- [PROBLEM STATEMENT]: Copy every record below exactly.

[begin TASK MATERIAL]

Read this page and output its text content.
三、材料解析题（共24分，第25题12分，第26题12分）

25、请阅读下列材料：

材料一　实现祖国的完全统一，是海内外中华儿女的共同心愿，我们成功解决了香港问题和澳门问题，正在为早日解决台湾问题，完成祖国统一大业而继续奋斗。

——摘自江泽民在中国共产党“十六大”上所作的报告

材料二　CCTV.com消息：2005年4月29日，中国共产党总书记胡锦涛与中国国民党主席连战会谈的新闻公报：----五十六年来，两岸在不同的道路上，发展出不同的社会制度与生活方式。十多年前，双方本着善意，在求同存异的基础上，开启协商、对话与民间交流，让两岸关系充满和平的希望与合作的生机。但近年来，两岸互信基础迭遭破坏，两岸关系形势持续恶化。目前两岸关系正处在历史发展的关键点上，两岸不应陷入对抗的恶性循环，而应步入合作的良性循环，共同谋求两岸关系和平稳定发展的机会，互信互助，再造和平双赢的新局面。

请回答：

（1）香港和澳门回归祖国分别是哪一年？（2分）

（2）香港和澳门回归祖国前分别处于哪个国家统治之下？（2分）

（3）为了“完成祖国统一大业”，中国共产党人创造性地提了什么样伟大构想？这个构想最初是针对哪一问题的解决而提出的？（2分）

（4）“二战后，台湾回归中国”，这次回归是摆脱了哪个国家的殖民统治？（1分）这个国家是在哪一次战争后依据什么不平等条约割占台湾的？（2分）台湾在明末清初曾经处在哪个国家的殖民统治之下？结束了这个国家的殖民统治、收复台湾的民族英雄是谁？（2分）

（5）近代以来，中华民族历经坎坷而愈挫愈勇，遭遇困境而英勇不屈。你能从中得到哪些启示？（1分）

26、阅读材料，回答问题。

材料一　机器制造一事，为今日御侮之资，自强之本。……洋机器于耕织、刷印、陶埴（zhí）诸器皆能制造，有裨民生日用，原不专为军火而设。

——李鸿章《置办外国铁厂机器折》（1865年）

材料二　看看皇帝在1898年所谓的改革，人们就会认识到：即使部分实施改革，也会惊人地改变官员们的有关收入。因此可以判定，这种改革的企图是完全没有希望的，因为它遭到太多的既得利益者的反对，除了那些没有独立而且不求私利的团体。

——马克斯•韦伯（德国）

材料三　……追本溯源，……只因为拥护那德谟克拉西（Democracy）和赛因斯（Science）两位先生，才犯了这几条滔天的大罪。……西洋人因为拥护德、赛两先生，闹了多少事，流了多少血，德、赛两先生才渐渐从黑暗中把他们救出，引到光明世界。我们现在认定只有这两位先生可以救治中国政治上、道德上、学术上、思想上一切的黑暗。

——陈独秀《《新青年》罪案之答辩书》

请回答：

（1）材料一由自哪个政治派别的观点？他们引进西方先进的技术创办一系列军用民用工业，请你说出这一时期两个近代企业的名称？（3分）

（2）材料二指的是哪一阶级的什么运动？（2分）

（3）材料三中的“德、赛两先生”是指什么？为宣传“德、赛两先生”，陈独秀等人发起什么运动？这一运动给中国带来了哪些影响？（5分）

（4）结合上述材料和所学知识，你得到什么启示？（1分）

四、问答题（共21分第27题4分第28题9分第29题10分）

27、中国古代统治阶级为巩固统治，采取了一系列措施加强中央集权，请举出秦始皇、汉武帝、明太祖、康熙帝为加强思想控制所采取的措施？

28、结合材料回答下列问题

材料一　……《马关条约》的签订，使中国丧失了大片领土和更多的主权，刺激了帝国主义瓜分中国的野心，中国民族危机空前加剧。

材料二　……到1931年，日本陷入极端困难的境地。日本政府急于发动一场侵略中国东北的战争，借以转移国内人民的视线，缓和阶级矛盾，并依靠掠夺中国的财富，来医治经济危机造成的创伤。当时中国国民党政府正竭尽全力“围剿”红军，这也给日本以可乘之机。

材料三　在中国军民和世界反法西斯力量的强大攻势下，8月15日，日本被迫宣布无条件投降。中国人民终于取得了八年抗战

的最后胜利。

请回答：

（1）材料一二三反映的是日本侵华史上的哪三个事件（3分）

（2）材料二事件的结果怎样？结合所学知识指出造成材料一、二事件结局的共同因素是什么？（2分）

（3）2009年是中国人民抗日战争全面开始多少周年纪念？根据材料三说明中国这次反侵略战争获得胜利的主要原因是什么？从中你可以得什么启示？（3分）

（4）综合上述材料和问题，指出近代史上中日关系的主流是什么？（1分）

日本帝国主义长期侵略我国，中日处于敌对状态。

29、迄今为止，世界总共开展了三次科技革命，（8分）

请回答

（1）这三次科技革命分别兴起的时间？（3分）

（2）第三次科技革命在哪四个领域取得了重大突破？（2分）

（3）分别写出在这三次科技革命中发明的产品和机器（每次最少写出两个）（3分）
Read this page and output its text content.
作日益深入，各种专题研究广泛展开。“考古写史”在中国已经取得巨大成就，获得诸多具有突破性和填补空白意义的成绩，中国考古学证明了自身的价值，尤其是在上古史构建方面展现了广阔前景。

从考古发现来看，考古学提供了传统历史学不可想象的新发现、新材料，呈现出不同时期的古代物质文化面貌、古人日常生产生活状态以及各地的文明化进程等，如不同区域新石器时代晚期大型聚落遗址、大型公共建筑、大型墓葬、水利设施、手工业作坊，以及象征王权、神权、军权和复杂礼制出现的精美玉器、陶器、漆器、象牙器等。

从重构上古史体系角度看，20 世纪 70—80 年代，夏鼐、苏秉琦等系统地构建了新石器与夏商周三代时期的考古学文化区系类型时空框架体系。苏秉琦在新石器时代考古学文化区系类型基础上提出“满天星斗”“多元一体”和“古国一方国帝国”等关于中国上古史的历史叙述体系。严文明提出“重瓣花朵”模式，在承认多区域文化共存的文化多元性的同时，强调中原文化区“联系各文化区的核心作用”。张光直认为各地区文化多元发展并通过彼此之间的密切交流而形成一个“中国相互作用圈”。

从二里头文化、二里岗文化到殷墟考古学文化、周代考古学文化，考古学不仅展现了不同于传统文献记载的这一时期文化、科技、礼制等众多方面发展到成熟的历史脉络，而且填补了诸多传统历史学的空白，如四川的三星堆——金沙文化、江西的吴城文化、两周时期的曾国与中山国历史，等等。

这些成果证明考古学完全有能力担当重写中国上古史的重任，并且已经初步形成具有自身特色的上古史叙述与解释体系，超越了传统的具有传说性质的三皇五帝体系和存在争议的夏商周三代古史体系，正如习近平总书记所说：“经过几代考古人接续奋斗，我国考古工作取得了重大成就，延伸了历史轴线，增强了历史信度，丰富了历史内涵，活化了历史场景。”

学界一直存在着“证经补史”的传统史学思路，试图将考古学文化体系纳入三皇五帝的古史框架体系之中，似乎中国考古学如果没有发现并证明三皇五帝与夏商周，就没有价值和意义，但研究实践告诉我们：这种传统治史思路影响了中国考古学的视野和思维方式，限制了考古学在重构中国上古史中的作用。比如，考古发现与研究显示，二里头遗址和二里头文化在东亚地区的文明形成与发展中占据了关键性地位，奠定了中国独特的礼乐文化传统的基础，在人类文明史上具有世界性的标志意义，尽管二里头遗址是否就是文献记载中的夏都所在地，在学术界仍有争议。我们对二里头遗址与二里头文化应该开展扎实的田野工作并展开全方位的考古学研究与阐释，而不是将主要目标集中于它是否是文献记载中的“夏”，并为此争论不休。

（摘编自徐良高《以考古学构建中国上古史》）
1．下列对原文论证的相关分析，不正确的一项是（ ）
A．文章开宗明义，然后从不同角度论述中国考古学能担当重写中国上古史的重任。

[end TASK MATERIAL]

- [RESULT OF THE EXERCISE]:
Read this page and output its text content.
三、材料解析题（共24分，第25题12分，第26题12分）

25、请阅读下列材料：

材料一　实现祖国的完全统一，是海内外中华儿女的共同心愿，我们成功解决了香港问题和澳门问题，正在为早日解决台湾问题，完成祖国统一大业而继续奋斗。

——摘自江泽民在中国共产党“十六大”上所作的报告

材料二　CCTV.com消息：2005年4月29日，中国共产党总书记胡锦涛与中国国民党主席连战会谈的新闻公报：----五十六年来，两岸在不同的道路上，发展出不同的社会制度与生活方式。十多年前，双方本着善意，在求同存异的基础上，开启协商、对话与民间交流，让两岸关系充满和平的希望与合作的生机。但近年来，两岸互信基础迭遭破坏，两岸关系形势持续恶化。目前两岸关系正处在历史发展的关键点上，两岸不应陷入对抗的恶性循环，而应步入合作的良性循环，共同谋求两岸关系和平稳定发展的机会，互信互助，再造和平双赢的新局面。

请回答：

（1）香港和澳门回归祖国分别是哪一年？（2分）

（2）香港和澳门回归祖国前分别处于哪个国家统治之下？（2分）

（3）为了“完成祖国统一大业”，中国共产党人创造性地提了什么样伟大构想？这个构想最初是针对哪一问题的解决而提出的？（2分）

（4）“二战后，台湾回归中国”，这次回归是摆脱了哪个国家的殖民统治？（1分）这个国家是在哪一次战争后依据什么不平等条约割占台湾的？（2分）台湾在明末清初曾经处在哪个国家的殖民统治之下？结束了这个国家的殖民统治、收复台湾的民族英雄是谁？（2分）

（5）近代以来，中华民族历经坎坷而愈挫愈勇，遭遇困境而英勇不屈。你能从中得到哪些启示？（1分）

26、阅读材料，回答问题。

材料一　机器制造一事，为今日御侮之资，自强之本。……洋机器于耕织、刷印、陶埴（zhí）诸器皆能制造，有裨民生日用，原不专为军火而设。

——李鸿章《置办外国铁厂机器折》（1865年）

材料二　看看皇帝在1898年所谓的改革，人们就会认识到：即使部分实施改革，也会惊人地改变官员们的有关收入。因此可以判定，这种改革的企图是完全没有希望的，因为它遭到太多的既得利益者的反对，除了那些没有独立而且不求私利的团体。

——马克斯•韦伯（德国）

材料三　……追本溯源，……只因为拥护那德谟克拉西（Democracy）和赛因斯（Science）两位先生，才犯了这几条滔天的大罪。……西洋人因为拥护德、赛两先生，闹了多少事，流了多少血，德、赛两先生才渐渐从黑暗中把他们救出，引到光明世界。我们现在认定只有这两位先生可以救治中国政治上、道德上、学术上、思想上一切的黑暗。

——陈独秀《《新青年》罪案之答辩书》

请回答：

（1）材料一由自哪个政治派别的观点？他们引进西方先进的技术创办一系列军用民用工业，请你说出这一时期两个近代企业的名称？（3分）

（2）材料二指的是哪一阶级的什么运动？（2分）

（3）材料三中的“德、赛两先生”是指什么？为宣传“德、赛两先生”，陈独秀等人发起什么运动？这一运动给中国带来了哪些影响？（5分）

（4）结合上述材料和所学知识，你得到什么启示？（1分）

四、问答题（共21分第27题4分第28题9分第29题10分）

27、中国古代统治阶级为巩固统治，采取了一系列措施加强中央集权，请举出秦始皇、汉武帝、明太祖、康熙帝为加强思想控制所采取的措施？

28、结合材料回答下列问题

材料一　……《马关条约》的签订，使中国丧失了大片领土和更多的主权，刺激了帝国主义瓜分中国的野心，中国民族危机空前加剧。

材料二　……到1931年，日本陷入极端困难的境地。日本政府急于发动一场侵略中国东北的战争，借以转移国内人民的视线，缓和阶级矛盾，并依靠掠夺中国的财富，来医治经济危机造成的创伤。当时中国国民党政府正竭尽全力“围剿”红军，这也给日本以可乘之机。

材料三　在中国军民和世界反法西斯力量的强大攻势下，8月15日，日本被迫宣布无条件投降。中国人民终于取得了八年抗战

的最后胜利。

请回答：

（1）材料一二三反映的是日本侵华史上的哪三个事件（3分）

（2）材料二事件的结果怎样？结合所学知识指出造成材料一、二事件结局的共同因素是什么？（2分）

（3）2009年是中国人民抗日战争全面开始多少周年纪念？根据材料三说明中国这次反侵略战争获得胜利的主要原因是什么？从中你可以得什么启示？（3分）

（4）综合上述材料和问题，指出近代史上中日关系的主流是什么？（1分）

日本帝国主义长期侵略我国，中日处于敌对状态。

29、迄今为止，世界总共开展了三次科技革命，（8分）

请回答

（1）这三次科技革命分别兴起的时间？（3分）

（2）第三次科技革命在哪四个领域取得了重大突破？（2分）

（3）分别写出在这三次科技革命中发明的产品和机器（每次最少写出两个）（3分）
Read this page and output its text content.
作日益深入，各种专题研究广泛展开。“考古写史”在中国已经取得巨大成就，获得诸多具有突破性和填补空白意义的成绩，中国考古学证明了自身的价值，尤其是在上古史构建方面展现了广阔前景。

从考古发现来看，考古学提供了传统历史学不可想象的新发现、新材料，呈现出不同时期的古代物质文化面貌、古人日常生产生活状态以及各地的文明化进程等，如不同区域新石器时代晚期大型聚落遗址、大型公共建筑、大型墓葬、水利设施、手工业作坊，以及象征王权、神权、军权和复杂礼制出现的精美玉器、陶器、漆器、象牙器等。

从重构上古史体系角度看，20 世纪 70—80 年代，夏鼐、苏秉琦等系统地构建了新石器与夏商周三代时期的考古学文化区系类型时空框架体系。苏秉琦在新石器时代考古学文化区系类型基础上提出“满天星斗”“多元一体”和“古国一方国帝国”等关于中国上古史的历史叙述体系。严文明提出“重瓣花朵”模式，在承认多区域文化共存的文化多元性的同时，强调中原文化区“联系各文化区的核心作用”。张光直认为各地区文化多元发展并通过彼此之间的密切交流而形成一个“中国相互作用圈”。

从二里头文化、二里岗文化到殷墟考古学文化、周代考古学文化，考古学不仅展现了不同于传统文献记载的这一时期文化、科技、礼制等众多方面发展到成熟的历史脉络，而且填补了诸多传统历史学的空白，如四川的三星堆——金沙文化、江西的吴城文化、两周时期的曾国与中山国历史，等等。

这些成果证明考古学完全有能力担当重写中国上古史的重任，并且已经初步形成具有自身特色的上古史叙述与解释体系，超越了传统的具有传说性质的三皇五帝体系和存在争议的夏商周三代古史体系，正如习近平总书记所说：“经过几代考古人接续奋斗，我国考古工作取得了重大成就，延伸了历史轴线，增强了历史信度，丰富了历史内涵，活化了历史场景。”

学界一直存在着“证经补史”的传统史学思路，试图将考古学文化体系纳入三皇五帝的古史框架体系之中，似乎中国考古学如果没有发现并证明三皇五帝与夏商周，就没有价值和意义，但研究实践告诉我们：这种传统治史思路影响了中国考古学的视野和思维方式，限制了考古学在重构中国上古史中的作用。比如，考古发现与研究显示，二里头遗址和二里头文化在东亚地区的文明形成与发展中占据了关键性地位，奠定了中国独特的礼乐文化传统的基础，在人类文明史上具有世界性的标志意义，尽管二里头遗址是否就是文献记载中的夏都所在地，在学术界仍有争议。我们对二里头遗址与二里头文化应该开展扎实的田野工作并展开全方位的考古学研究与阐释，而不是将主要目标集中于它是否是文献记载中的“夏”，并为此争论不休。

（摘编自徐良高《以考古学构建中国上古史》）
1．下列对原文论证的相关分析，不正确的一项是（ ）
A．文章开宗明义，然后从不同角度论述中国考古学能担当重写中国上古史的重任。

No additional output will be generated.